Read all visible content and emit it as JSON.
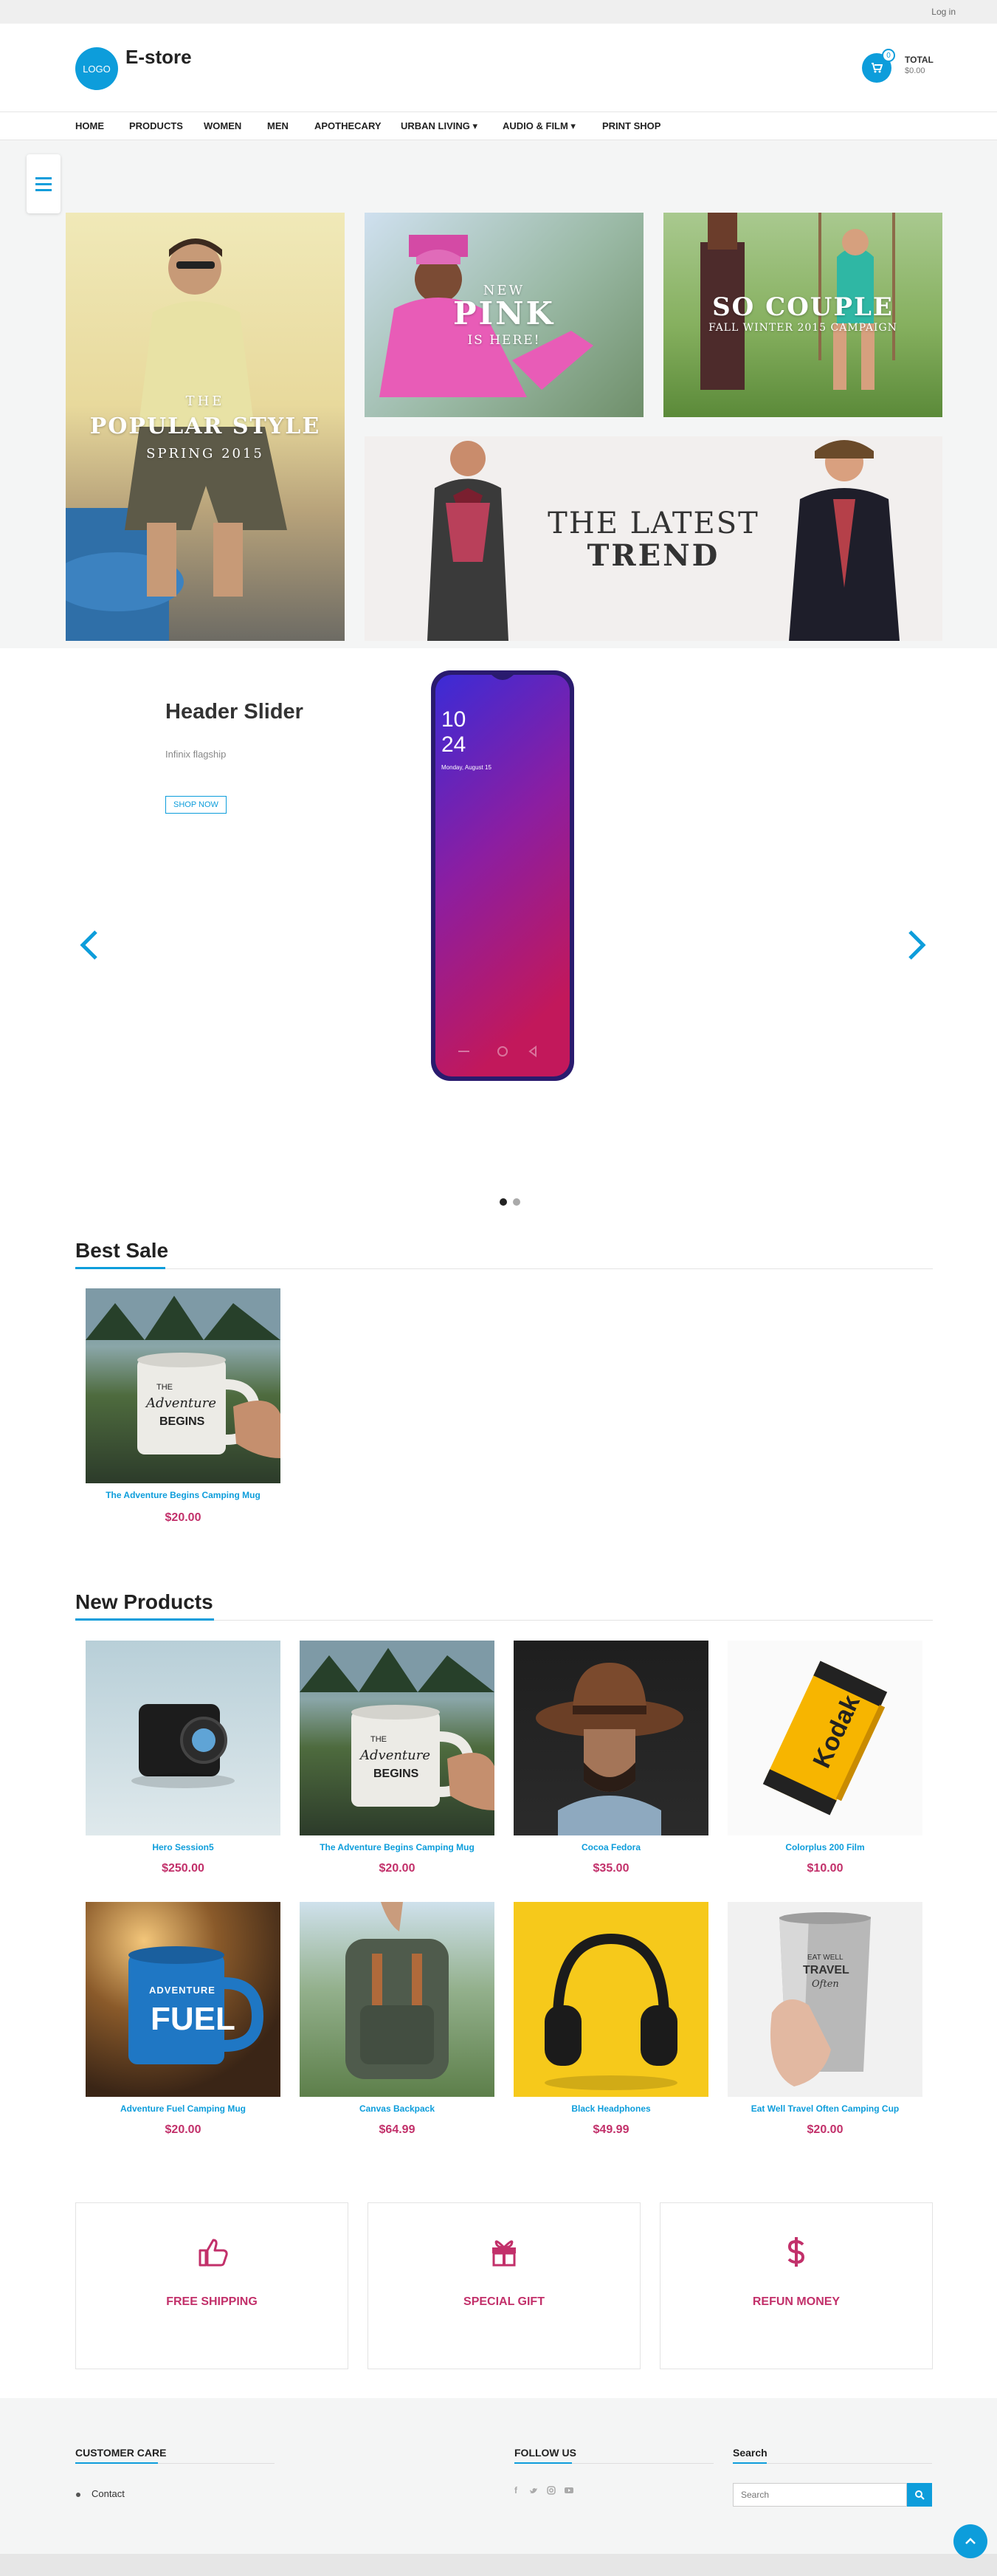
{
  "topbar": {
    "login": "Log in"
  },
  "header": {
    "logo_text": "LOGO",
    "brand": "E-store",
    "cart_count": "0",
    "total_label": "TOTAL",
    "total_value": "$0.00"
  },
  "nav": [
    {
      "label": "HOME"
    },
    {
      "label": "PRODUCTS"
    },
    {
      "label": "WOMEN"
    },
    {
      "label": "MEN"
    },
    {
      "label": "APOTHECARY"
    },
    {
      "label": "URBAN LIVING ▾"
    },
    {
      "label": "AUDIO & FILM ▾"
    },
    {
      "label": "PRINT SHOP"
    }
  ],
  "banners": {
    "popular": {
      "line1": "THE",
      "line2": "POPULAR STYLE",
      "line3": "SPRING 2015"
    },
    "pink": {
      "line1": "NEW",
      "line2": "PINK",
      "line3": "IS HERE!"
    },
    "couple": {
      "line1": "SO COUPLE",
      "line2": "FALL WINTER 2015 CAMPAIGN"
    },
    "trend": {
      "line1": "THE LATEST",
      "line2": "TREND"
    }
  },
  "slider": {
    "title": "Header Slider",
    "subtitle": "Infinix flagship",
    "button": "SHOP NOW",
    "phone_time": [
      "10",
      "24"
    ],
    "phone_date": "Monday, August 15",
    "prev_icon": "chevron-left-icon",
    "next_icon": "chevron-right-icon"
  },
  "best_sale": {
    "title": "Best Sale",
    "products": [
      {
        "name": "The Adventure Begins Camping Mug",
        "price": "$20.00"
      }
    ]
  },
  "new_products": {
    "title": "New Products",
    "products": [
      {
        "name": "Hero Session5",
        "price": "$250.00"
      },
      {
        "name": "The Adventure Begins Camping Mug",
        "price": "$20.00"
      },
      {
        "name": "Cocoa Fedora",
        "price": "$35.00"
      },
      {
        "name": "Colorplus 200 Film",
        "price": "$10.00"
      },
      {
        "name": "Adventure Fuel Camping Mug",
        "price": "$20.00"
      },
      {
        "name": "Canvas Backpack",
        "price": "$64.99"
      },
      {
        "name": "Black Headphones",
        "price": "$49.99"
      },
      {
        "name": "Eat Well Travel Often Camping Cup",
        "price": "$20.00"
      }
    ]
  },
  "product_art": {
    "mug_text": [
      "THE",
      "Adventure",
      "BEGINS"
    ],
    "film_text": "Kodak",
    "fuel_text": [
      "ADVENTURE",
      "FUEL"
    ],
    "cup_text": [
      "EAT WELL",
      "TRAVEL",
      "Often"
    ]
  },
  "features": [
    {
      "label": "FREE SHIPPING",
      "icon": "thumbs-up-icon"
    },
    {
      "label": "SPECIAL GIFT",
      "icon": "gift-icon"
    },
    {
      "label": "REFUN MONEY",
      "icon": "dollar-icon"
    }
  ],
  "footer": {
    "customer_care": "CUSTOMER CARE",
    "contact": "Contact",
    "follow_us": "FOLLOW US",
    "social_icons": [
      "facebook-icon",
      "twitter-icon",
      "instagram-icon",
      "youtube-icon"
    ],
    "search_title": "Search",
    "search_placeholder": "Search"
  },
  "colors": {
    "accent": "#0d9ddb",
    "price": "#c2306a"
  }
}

_ _ _ _

-- What is required --
Copy every record above exactly, leaving out any pictures.

-- Output below --
Read all visible content and emit it as JSON.
{
  "topbar": {
    "login": "Log in"
  },
  "header": {
    "logo_text": "LOGO",
    "brand": "E-store",
    "cart_count": "0",
    "total_label": "TOTAL",
    "total_value": "$0.00"
  },
  "nav": [
    {
      "label": "HOME"
    },
    {
      "label": "PRODUCTS"
    },
    {
      "label": "WOMEN"
    },
    {
      "label": "MEN"
    },
    {
      "label": "APOTHECARY"
    },
    {
      "label": "URBAN LIVING ▾"
    },
    {
      "label": "AUDIO & FILM ▾"
    },
    {
      "label": "PRINT SHOP"
    }
  ],
  "banners": {
    "popular": {
      "line1": "THE",
      "line2": "POPULAR STYLE",
      "line3": "SPRING 2015"
    },
    "pink": {
      "line1": "NEW",
      "line2": "PINK",
      "line3": "IS HERE!"
    },
    "couple": {
      "line1": "SO COUPLE",
      "line2": "FALL WINTER 2015 CAMPAIGN"
    },
    "trend": {
      "line1": "THE LATEST",
      "line2": "TREND"
    }
  },
  "slider": {
    "title": "Header Slider",
    "subtitle": "Infinix flagship",
    "button": "SHOP NOW",
    "phone_time": [
      "10",
      "24"
    ],
    "phone_date": "Monday, August 15",
    "prev_icon": "chevron-left-icon",
    "next_icon": "chevron-right-icon"
  },
  "best_sale": {
    "title": "Best Sale",
    "products": [
      {
        "name": "The Adventure Begins Camping Mug",
        "price": "$20.00"
      }
    ]
  },
  "new_products": {
    "title": "New Products",
    "products": [
      {
        "name": "Hero Session5",
        "price": "$250.00"
      },
      {
        "name": "The Adventure Begins Camping Mug",
        "price": "$20.00"
      },
      {
        "name": "Cocoa Fedora",
        "price": "$35.00"
      },
      {
        "name": "Colorplus 200 Film",
        "price": "$10.00"
      },
      {
        "name": "Adventure Fuel Camping Mug",
        "price": "$20.00"
      },
      {
        "name": "Canvas Backpack",
        "price": "$64.99"
      },
      {
        "name": "Black Headphones",
        "price": "$49.99"
      },
      {
        "name": "Eat Well Travel Often Camping Cup",
        "price": "$20.00"
      }
    ]
  },
  "product_art": {
    "mug_text": [
      "THE",
      "Adventure",
      "BEGINS"
    ],
    "film_text": "Kodak",
    "fuel_text": [
      "ADVENTURE",
      "FUEL"
    ],
    "cup_text": [
      "EAT WELL",
      "TRAVEL",
      "Often"
    ]
  },
  "features": [
    {
      "label": "FREE SHIPPING",
      "icon": "thumbs-up-icon"
    },
    {
      "label": "SPECIAL GIFT",
      "icon": "gift-icon"
    },
    {
      "label": "REFUN MONEY",
      "icon": "dollar-icon"
    }
  ],
  "footer": {
    "customer_care": "CUSTOMER CARE",
    "contact": "Contact",
    "follow_us": "FOLLOW US",
    "social_icons": [
      "facebook-icon",
      "twitter-icon",
      "instagram-icon",
      "youtube-icon"
    ],
    "search_title": "Search",
    "search_placeholder": "Search"
  },
  "colors": {
    "accent": "#0d9ddb",
    "price": "#c2306a"
  }
}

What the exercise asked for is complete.